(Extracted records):

>> Start

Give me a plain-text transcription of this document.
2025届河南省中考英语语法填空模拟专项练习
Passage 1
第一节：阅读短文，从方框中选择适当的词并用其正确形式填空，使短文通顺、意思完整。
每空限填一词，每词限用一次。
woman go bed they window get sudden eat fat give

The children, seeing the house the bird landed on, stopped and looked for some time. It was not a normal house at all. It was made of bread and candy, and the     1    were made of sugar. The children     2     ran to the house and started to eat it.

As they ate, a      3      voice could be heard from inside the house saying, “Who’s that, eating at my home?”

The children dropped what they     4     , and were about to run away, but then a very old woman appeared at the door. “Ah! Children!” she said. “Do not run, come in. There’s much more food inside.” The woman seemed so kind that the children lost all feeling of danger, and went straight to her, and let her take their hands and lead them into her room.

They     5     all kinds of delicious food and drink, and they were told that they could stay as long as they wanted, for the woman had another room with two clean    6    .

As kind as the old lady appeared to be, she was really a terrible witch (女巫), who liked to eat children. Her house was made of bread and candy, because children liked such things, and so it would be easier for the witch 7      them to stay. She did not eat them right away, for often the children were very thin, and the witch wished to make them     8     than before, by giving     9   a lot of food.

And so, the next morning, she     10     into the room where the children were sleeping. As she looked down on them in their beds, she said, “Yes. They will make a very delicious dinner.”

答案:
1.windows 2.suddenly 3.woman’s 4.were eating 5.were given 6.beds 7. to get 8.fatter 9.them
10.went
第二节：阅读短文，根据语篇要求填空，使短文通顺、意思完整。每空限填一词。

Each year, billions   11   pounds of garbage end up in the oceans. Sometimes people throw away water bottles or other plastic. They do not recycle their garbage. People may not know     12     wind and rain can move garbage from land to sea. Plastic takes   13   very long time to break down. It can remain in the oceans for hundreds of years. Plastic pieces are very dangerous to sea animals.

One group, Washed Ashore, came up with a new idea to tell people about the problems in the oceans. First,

>> End

(YOUR GOAL): Search the records for the string "使短文通顺" and return every line in which it occurs.

(THE OUTPUT):
第一节：阅读短文，从方框中选择适当的词并用其正确形式填空，使短文通顺、意思完整。
第二节：阅读短文，根据语篇要求填空，使短文通顺、意思完整。每空限填一词。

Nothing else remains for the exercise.